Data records
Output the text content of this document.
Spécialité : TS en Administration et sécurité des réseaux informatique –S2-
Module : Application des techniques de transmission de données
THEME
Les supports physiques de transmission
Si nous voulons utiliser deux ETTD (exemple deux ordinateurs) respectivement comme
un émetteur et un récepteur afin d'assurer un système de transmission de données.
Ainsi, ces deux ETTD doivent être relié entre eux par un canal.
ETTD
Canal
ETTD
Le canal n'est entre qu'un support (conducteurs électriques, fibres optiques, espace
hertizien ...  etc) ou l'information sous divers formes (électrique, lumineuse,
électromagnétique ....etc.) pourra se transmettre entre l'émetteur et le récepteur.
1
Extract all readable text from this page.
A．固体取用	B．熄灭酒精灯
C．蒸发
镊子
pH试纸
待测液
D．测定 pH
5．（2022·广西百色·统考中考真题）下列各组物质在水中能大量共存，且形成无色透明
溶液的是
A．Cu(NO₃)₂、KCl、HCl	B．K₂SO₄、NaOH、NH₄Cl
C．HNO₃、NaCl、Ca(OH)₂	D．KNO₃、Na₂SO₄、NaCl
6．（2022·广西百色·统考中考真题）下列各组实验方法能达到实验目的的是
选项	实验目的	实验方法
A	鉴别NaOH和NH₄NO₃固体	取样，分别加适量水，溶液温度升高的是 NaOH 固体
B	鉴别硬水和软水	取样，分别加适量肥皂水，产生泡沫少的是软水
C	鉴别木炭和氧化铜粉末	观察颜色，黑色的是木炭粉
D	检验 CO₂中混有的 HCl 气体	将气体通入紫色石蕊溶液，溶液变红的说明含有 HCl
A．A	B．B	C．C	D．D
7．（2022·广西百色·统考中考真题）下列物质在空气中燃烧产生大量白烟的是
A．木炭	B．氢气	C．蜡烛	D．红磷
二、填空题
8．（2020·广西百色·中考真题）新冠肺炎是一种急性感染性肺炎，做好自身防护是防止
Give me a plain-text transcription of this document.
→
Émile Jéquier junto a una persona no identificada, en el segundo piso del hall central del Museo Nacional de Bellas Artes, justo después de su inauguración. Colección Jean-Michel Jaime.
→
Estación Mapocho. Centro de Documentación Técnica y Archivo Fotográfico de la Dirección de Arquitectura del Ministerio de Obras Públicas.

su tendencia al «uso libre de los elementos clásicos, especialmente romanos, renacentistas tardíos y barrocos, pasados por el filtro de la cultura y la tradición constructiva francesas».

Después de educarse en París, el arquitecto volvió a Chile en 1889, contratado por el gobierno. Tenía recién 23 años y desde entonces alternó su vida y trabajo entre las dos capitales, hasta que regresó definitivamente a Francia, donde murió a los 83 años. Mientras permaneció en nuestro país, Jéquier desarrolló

◆ TASK DESCRIPTION
Search the entries for the word "ETTD" and copy every line that has it.

◆ SOLVED PROBLEM
Si nous voulons utiliser deux ETTD (exemple deux ordinateurs) respectivement comme
Ainsi, ces deux ETTD doivent être relié entre eux par un canal.
ETTD
ETTD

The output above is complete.